(Extracted records)
----
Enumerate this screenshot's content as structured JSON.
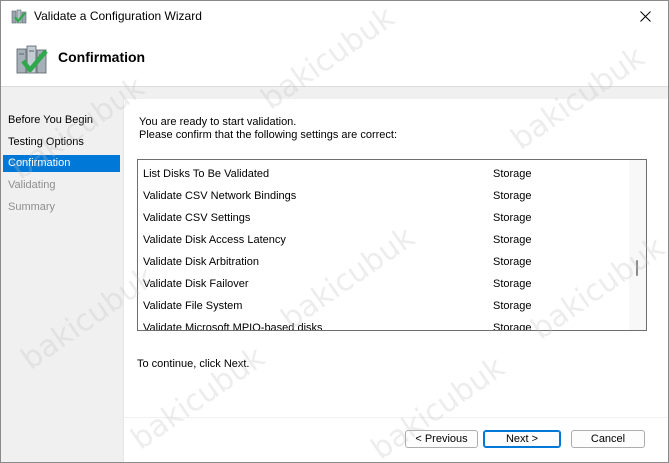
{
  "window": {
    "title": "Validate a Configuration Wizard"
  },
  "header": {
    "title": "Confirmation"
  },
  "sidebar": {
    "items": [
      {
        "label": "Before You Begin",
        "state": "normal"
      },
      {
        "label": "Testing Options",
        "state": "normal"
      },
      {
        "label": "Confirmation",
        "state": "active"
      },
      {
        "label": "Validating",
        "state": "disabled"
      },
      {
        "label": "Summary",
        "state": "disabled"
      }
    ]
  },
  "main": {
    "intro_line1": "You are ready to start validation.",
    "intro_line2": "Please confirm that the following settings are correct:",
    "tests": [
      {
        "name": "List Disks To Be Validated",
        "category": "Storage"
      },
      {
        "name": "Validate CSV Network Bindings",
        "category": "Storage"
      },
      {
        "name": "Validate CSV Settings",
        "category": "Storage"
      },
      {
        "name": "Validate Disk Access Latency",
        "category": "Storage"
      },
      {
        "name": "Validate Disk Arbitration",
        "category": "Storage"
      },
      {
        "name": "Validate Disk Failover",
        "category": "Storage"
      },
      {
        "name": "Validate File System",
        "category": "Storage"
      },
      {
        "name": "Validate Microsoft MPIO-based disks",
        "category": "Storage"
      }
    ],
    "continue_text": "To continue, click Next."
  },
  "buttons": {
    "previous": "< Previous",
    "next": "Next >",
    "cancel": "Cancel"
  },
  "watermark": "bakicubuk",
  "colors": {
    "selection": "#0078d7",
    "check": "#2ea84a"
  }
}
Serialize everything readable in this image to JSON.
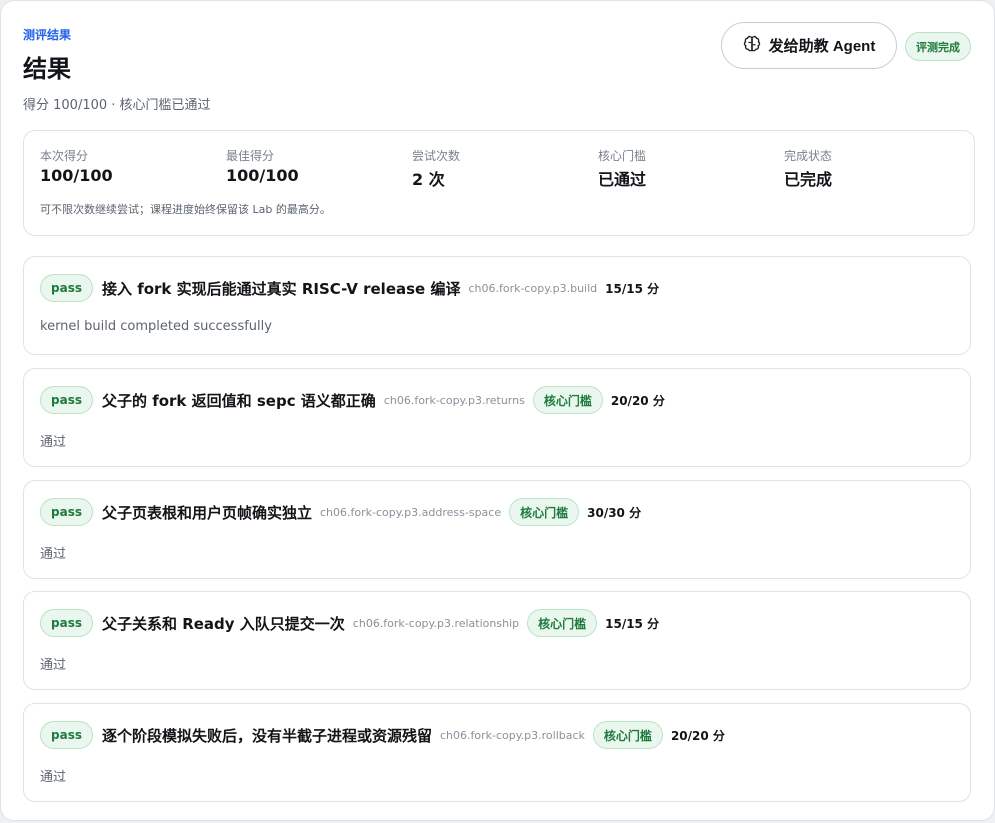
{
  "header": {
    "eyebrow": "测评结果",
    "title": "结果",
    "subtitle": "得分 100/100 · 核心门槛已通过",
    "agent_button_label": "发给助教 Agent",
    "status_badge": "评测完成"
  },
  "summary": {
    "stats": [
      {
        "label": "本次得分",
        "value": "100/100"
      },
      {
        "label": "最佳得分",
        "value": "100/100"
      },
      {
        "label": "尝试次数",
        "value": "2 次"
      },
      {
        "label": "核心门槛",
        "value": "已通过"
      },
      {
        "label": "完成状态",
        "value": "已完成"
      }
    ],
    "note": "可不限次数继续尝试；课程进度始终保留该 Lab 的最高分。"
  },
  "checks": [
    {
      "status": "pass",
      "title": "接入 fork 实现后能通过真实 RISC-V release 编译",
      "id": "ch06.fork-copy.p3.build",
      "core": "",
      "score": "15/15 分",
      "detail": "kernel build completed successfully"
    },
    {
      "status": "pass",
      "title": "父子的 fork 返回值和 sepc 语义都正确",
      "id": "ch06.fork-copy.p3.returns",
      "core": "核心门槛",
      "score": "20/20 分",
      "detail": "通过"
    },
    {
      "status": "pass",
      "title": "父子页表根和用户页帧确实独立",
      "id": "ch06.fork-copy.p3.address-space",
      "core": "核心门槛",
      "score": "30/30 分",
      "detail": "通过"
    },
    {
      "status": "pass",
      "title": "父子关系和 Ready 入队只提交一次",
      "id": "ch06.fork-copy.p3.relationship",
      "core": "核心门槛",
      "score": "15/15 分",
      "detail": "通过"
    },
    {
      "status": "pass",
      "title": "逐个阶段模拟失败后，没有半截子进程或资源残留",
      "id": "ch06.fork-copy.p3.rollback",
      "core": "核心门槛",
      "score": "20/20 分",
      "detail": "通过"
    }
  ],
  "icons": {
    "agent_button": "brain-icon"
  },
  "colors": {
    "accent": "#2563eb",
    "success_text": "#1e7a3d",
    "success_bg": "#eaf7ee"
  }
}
----
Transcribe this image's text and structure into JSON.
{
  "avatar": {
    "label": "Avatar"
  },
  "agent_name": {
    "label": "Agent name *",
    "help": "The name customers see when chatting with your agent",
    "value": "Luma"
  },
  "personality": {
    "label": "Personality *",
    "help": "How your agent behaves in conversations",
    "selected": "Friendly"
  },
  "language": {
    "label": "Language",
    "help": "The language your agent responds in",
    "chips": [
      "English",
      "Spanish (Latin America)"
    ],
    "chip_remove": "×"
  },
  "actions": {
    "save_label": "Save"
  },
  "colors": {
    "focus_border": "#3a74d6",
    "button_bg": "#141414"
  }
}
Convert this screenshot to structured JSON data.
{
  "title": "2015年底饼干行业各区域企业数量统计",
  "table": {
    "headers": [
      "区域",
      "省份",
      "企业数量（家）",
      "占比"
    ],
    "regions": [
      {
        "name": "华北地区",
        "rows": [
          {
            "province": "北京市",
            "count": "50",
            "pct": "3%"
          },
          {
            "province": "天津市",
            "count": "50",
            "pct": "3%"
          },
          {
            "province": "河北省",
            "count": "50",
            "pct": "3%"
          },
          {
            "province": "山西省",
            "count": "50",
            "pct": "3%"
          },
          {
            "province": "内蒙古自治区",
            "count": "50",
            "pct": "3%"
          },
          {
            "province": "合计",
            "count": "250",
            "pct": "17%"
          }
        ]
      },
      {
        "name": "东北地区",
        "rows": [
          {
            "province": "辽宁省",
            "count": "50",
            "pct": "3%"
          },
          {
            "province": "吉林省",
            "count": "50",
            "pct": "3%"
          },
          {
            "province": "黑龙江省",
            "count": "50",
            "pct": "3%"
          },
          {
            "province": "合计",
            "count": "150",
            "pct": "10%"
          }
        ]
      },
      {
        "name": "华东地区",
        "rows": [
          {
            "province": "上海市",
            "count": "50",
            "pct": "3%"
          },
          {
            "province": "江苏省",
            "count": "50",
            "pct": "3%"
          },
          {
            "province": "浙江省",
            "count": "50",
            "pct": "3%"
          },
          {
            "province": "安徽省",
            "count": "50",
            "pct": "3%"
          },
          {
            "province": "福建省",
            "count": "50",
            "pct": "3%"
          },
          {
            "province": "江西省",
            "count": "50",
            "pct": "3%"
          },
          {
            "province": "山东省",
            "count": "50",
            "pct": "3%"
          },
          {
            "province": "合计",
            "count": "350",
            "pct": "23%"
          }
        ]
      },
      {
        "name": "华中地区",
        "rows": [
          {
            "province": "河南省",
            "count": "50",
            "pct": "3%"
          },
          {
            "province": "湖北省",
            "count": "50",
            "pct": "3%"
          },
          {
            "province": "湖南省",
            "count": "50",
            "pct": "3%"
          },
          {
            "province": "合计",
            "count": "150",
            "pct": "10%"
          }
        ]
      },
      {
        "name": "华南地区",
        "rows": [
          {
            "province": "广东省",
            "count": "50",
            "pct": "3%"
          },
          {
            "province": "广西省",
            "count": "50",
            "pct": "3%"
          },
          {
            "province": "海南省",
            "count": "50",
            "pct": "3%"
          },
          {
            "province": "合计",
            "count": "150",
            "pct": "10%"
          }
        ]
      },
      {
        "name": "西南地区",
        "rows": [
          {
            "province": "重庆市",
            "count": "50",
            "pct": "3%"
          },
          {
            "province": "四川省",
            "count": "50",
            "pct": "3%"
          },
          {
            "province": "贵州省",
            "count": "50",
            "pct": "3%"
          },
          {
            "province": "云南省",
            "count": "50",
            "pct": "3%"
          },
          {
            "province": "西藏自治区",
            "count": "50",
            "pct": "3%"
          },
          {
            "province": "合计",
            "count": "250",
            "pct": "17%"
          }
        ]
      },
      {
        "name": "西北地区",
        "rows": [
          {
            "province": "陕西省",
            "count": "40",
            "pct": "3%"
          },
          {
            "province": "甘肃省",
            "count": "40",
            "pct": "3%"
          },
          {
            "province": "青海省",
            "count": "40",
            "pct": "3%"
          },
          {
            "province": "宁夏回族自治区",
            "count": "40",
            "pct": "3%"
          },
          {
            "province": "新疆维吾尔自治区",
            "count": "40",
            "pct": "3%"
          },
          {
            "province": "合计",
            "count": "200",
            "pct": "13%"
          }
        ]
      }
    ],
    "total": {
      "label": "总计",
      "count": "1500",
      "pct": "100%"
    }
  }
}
----
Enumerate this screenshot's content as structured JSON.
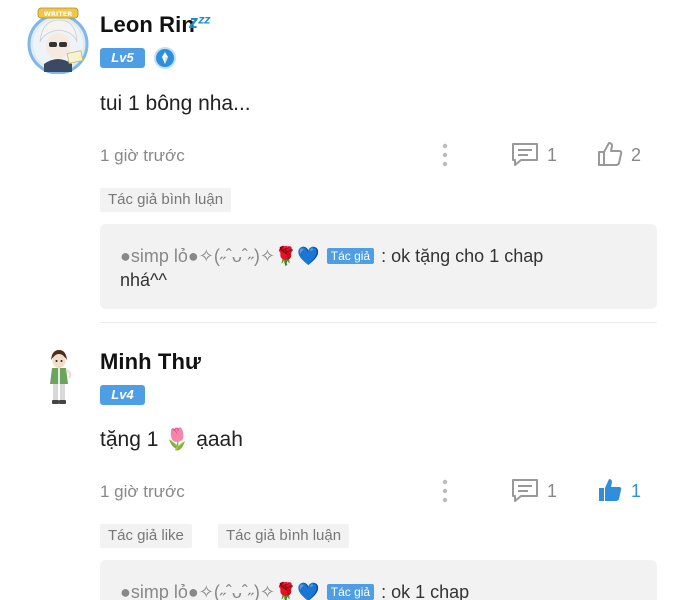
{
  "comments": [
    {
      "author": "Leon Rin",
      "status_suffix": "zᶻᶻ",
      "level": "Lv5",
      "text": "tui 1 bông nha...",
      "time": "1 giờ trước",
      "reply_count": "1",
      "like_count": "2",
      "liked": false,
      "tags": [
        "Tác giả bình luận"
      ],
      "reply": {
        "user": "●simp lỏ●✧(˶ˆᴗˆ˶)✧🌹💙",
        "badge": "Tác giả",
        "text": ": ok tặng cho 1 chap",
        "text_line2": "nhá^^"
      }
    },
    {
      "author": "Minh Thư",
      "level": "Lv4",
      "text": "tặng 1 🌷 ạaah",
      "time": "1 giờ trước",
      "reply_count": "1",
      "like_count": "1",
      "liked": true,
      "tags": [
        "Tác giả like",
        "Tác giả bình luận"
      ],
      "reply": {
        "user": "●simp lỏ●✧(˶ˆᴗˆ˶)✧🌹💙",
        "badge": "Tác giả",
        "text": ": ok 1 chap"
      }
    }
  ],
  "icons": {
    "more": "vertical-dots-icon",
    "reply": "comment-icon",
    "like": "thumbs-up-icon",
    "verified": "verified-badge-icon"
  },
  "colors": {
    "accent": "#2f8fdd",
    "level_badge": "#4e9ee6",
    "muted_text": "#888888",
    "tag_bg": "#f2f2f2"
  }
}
----
> [Exercise objective] Count how many lines of the data include the word "value". Your reply should be that number alone.

> [Full output] 6